DOCUMENT EXTRACT:
= Beginning of Section =

Africa: Food Fears Grow As African Floods Fail to Subside

(File photo).
12 August 2022

Lagos — Africa could face increased food insecurity and an unprecedented rural-urban migration crisis if the climate change induced flooding persists, environmentalists say.

From January 2022 to August 4, over 682 people have been killed and thousands left homeless by a combination of flooding, mudslide and cyclone in countries such as Côte d'Ivoire, the Democratic Republic of Congo, Madagascar, Malawi, Mozambique, Niger, Nigeria, Rwanda, South Africa, Sudan and Uganda, data obtained from FloodList, an environmental publication, revealed.

Bob Alfa, director of planning at Water Resources Commission of Ghana, tells SciDev.Net that incessant flooding has heightened public health concerns in Ghana and could exacerbate food insecurity and lead to rural-urban migration crisis.

"Urban floods in Ghana are caused mainly by unregulated development and choking of the drains network due to poor sanitation practices coupled with climate change," he explains.

Alfa adds that the impact of flooding in Ghana is devastating, with fatalities being recorded in many parts of the country. Water sources are often polluted leading to water-related health issues, he said.

"If drastic measures are not taken now, the future impacts of flooding will be high relative to food security and the general economy of Ghana and Africa at large," Alfa tells SciDev.Net.

"The impact of the flooding has the potential to stagnate economic growth in Africa if not addressed."

Between 2011 - 2020, Nigeria witnessed at least 1,187 deaths related to flooding - about 15 per cent of Africa's overall toll, a study on impacts and approaches to modelling flood data published in May by the International Journal of Environmental Studies shows.

The study also revealed damage to property worth US$904.5million - around 21 per cent of the continent's loss -during the time.

"Flooding in Nigeria is an annual problem, yet the adverse impacts can be mitigated through effective management," the researchers said in the study.

Environmental and flood risk consultant, Geohazards Risk Mapping Initiative, Taiwo Ogunwunmi, tells SciDev.Net that impact of flooding weighs heavily on smallholders.

"During flooding, many farmers lose their farmlands, and this subsequently causes food scarcity and price hikes. Markets and shops are destroyed, subsequently affecting the livelihood of people," Ogunwumi says.

He says functional drainage systems and enforcing stiff sanctions for indiscriminate waste disposal could combat flooding and avert deaths.

"There are several factors that are contributing to the occurrence of flooding in Nigeria and other parts of Africa," Ogunwumi tells SciDev.Net.

"The most notable factors are the changing climate which has led to increased rainfall, poor drainage and low standard buildings."

Ogunwumi says that poor waste disposal is also a contributing factor to flooding, and appropriately sanctioning people who indiscriminately dispose their waste could help reduce flooding on the continent.

He says that the presence of functional drainage systems will help channel water safely away from residential areas during heavy rainfall and reduce the impact of such incident, and asks African governments to develop sustainable urban drainage systems, and enforce strict policies against indiscriminate waste disposal.

This piece was produced by SciDev.Net's Sub-Saharan Africa English desk.

= End of Section =

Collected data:

= Beginning of Section =

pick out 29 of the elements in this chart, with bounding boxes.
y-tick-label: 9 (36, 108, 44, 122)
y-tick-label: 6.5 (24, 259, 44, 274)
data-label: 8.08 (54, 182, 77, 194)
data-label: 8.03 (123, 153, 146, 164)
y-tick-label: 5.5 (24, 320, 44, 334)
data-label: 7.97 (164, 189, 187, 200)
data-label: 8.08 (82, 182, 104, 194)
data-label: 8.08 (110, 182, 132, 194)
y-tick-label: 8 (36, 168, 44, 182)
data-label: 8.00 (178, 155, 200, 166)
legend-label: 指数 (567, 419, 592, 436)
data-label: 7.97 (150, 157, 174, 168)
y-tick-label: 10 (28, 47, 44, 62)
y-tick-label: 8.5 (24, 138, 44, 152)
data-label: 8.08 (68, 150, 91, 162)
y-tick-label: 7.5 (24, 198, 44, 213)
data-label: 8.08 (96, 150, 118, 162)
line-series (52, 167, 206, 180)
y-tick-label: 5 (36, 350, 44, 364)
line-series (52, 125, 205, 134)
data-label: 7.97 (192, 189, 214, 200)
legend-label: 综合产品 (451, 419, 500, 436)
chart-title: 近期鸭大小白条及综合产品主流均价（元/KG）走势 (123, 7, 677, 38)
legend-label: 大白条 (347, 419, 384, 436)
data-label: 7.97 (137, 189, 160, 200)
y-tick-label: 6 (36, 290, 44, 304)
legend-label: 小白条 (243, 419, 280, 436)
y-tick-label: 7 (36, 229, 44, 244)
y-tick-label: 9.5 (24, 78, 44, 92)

= End of Section =

WHAT YOU SHOULD DO:
Please explain, in one to three sentences, why the article on African flooding says floods lead to food scarcity and price hikes.

RESPONSE AREA:
During flooding, many farmers lose their farmlands, which causes food scarcity and price hikes. Markets and shops are also destroyed, which affects people's livelihoods.